WHAT THE TASK ASKS
Copy each line of the listing below exactly.

LISTED ENTRIES
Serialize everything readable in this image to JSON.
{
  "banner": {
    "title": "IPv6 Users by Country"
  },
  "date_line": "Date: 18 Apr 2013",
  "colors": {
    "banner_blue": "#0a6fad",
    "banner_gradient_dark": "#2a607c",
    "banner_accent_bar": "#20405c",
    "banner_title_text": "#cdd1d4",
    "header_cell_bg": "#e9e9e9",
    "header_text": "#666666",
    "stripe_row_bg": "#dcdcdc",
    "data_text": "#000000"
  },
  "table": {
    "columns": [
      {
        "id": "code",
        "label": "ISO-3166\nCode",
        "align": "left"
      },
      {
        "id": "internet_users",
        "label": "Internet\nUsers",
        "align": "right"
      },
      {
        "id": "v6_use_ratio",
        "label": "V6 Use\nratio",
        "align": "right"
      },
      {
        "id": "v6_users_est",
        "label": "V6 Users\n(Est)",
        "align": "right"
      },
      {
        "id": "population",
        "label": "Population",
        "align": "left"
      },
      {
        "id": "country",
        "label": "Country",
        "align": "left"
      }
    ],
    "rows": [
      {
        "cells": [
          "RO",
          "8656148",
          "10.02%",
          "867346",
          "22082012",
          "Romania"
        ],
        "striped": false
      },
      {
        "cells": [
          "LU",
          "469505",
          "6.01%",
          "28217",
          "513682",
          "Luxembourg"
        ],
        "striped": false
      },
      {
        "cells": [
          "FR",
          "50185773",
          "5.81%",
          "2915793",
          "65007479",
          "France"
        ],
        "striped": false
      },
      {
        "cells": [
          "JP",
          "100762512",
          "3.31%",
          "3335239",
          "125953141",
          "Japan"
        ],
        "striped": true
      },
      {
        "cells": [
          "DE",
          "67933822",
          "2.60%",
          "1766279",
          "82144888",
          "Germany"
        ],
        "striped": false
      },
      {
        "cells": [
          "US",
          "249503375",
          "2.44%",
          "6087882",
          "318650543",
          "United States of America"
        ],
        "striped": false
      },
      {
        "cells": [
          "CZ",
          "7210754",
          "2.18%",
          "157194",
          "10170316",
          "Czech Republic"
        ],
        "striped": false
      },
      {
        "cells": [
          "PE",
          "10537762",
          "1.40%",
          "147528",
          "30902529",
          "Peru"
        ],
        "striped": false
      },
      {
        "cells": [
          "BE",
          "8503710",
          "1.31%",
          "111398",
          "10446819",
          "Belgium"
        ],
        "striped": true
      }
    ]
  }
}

THE COMPLETED TASK
Serialize everything readable in this image to JSON.
{
  "banner": {
    "title": "IPv6 Users by Country"
  },
  "date_line": "Date: 18 Apr 2013",
  "colors": {
    "banner_blue": "#0a6fad",
    "banner_gradient_dark": "#2a607c",
    "banner_accent_bar": "#20405c",
    "banner_title_text": "#cdd1d4",
    "header_cell_bg": "#e9e9e9",
    "header_text": "#666666",
    "stripe_row_bg": "#dcdcdc",
    "data_text": "#000000"
  },
  "table": {
    "columns": [
      {
        "id": "code",
        "label": "ISO-3166\nCode",
        "align": "left"
      },
      {
        "id": "internet_users",
        "label": "Internet\nUsers",
        "align": "right"
      },
      {
        "id": "v6_use_ratio",
        "label": "V6 Use\nratio",
        "align": "right"
      },
      {
        "id": "v6_users_est",
        "label": "V6 Users\n(Est)",
        "align": "right"
      },
      {
        "id": "population",
        "label": "Population",
        "align": "left"
      },
      {
        "id": "country",
        "label": "Country",
        "align": "left"
      }
    ],
    "rows": [
      {
        "cells": [
          "RO",
          "8656148",
          "10.02%",
          "867346",
          "22082012",
          "Romania"
        ],
        "striped": false
      },
      {
        "cells": [
          "LU",
          "469505",
          "6.01%",
          "28217",
          "513682",
          "Luxembourg"
        ],
        "striped": false
      },
      {
        "cells": [
          "FR",
          "50185773",
          "5.81%",
          "2915793",
          "65007479",
          "France"
        ],
        "striped": false
      },
      {
        "cells": [
          "JP",
          "100762512",
          "3.31%",
          "3335239",
          "125953141",
          "Japan"
        ],
        "striped": true
      },
      {
        "cells": [
          "DE",
          "67933822",
          "2.60%",
          "1766279",
          "82144888",
          "Germany"
        ],
        "striped": false
      },
      {
        "cells": [
          "US",
          "249503375",
          "2.44%",
          "6087882",
          "318650543",
          "United States of America"
        ],
        "striped": false
      },
      {
        "cells": [
          "CZ",
          "7210754",
          "2.18%",
          "157194",
          "10170316",
          "Czech Republic"
        ],
        "striped": false
      },
      {
        "cells": [
          "PE",
          "10537762",
          "1.40%",
          "147528",
          "30902529",
          "Peru"
        ],
        "striped": false
      },
      {
        "cells": [
          "BE",
          "8503710",
          "1.31%",
          "111398",
          "10446819",
          "Belgium"
        ],
        "striped": true
      }
    ]
  }
}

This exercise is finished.